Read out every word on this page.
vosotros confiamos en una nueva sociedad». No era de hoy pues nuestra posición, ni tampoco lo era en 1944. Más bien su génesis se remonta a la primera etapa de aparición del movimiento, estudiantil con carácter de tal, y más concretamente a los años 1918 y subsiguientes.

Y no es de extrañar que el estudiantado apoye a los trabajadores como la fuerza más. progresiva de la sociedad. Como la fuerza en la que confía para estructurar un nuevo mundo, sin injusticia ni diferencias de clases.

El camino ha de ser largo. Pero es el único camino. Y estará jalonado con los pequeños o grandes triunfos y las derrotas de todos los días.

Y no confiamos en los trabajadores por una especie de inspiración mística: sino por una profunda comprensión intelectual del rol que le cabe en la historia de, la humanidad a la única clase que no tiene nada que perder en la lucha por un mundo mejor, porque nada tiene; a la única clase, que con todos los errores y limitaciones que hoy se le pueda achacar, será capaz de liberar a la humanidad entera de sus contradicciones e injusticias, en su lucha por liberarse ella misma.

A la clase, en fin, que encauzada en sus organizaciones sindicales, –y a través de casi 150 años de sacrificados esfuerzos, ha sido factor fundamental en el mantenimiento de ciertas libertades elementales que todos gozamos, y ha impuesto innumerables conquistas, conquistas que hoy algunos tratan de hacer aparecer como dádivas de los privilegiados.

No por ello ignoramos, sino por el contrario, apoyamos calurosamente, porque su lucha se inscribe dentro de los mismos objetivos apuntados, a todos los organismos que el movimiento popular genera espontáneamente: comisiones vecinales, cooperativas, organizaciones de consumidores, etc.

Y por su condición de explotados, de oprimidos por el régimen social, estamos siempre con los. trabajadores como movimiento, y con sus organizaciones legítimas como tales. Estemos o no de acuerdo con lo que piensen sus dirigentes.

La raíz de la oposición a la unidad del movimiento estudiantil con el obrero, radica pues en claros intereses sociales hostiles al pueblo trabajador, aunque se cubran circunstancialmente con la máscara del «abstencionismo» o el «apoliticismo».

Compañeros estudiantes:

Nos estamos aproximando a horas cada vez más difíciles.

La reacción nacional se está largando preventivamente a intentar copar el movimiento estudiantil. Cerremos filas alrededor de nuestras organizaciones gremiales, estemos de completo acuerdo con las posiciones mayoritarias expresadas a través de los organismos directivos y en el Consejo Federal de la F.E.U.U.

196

▬▬▬▬▬▬▬▬▬▬

» **TASK TO CARRY OUT**: Your task is to retype all the records above with nothing left out.

» **RESULT OF THE TASK**:
Read out every word on this page.
vosotros confiamos en una nueva sociedad». No era de hoy pues nuestra posición, ni tampoco lo era en 1944. Más bien su génesis se remonta a la primera etapa de aparición del movimiento, estudiantil con carácter de tal, y más concretamente a los años 1918 y subsiguientes.

Y no es de extrañar que el estudiantado apoye a los trabajadores como la fuerza más. progresiva de la sociedad. Como la fuerza en la que confía para estructurar un nuevo mundo, sin injusticia ni diferencias de clases.

El camino ha de ser largo. Pero es el único camino. Y estará jalonado con los pequeños o grandes triunfos y las derrotas de todos los días.

Y no confiamos en los trabajadores por una especie de inspiración mística: sino por una profunda comprensión intelectual del rol que le cabe en la historia de, la humanidad a la única clase que no tiene nada que perder en la lucha por un mundo mejor, porque nada tiene; a la única clase, que con todos los errores y limitaciones que hoy se le pueda achacar, será capaz de liberar a la humanidad entera de sus contradicciones e injusticias, en su lucha por liberarse ella misma.

A la clase, en fin, que encauzada en sus organizaciones sindicales, –y a través de casi 150 años de sacrificados esfuerzos, ha sido factor fundamental en el mantenimiento de ciertas libertades elementales que todos gozamos, y ha impuesto innumerables conquistas, conquistas que hoy algunos tratan de hacer aparecer como dádivas de los privilegiados.

No por ello ignoramos, sino por el contrario, apoyamos calurosamente, porque su lucha se inscribe dentro de los mismos objetivos apuntados, a todos los organismos que el movimiento popular genera espontáneamente: comisiones vecinales, cooperativas, organizaciones de consumidores, etc.

Y por su condición de explotados, de oprimidos por el régimen social, estamos siempre con los. trabajadores como movimiento, y con sus organizaciones legítimas como tales. Estemos o no de acuerdo con lo que piensen sus dirigentes.

La raíz de la oposición a la unidad del movimiento estudiantil con el obrero, radica pues en claros intereses sociales hostiles al pueblo trabajador, aunque se cubran circunstancialmente con la máscara del «abstencionismo» o el «apoliticismo».

Compañeros estudiantes:

Nos estamos aproximando a horas cada vez más difíciles.

La reacción nacional se está largando preventivamente a intentar copar el movimiento estudiantil. Cerremos filas alrededor de nuestras organizaciones gremiales, estemos de completo acuerdo con las posiciones mayoritarias expresadas a través de los organismos directivos y en el Consejo Federal de la F.E.U.U.

196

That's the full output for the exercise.